**Exercise aim**
Repeat, line for line, the entries printed below.

**Input records**

______

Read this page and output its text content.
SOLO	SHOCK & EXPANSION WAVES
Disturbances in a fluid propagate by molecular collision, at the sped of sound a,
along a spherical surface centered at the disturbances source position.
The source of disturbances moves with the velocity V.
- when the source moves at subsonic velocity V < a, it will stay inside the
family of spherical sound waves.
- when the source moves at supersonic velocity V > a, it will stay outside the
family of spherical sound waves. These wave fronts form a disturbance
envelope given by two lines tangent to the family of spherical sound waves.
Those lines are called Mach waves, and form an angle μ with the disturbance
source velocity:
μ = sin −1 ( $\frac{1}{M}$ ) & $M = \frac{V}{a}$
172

______

**Solution for this exercise**
Read this page and output its text content.
SOLO	SHOCK & EXPANSION WAVES
Disturbances in a fluid propagate by molecular collision, at the sped of sound a,
along a spherical surface centered at the disturbances source position.
The source of disturbances moves with the velocity V.
- when the source moves at subsonic velocity V < a, it will stay inside the
family of spherical sound waves.
- when the source moves at supersonic velocity V > a, it will stay outside the
family of spherical sound waves. These wave fronts form a disturbance
envelope given by two lines tangent to the family of spherical sound waves.
Those lines are called Mach waves, and form an angle μ with the disturbance
source velocity:
μ = sin −1 ( $\frac{1}{M}$ ) & $M = \frac{V}{a}$
172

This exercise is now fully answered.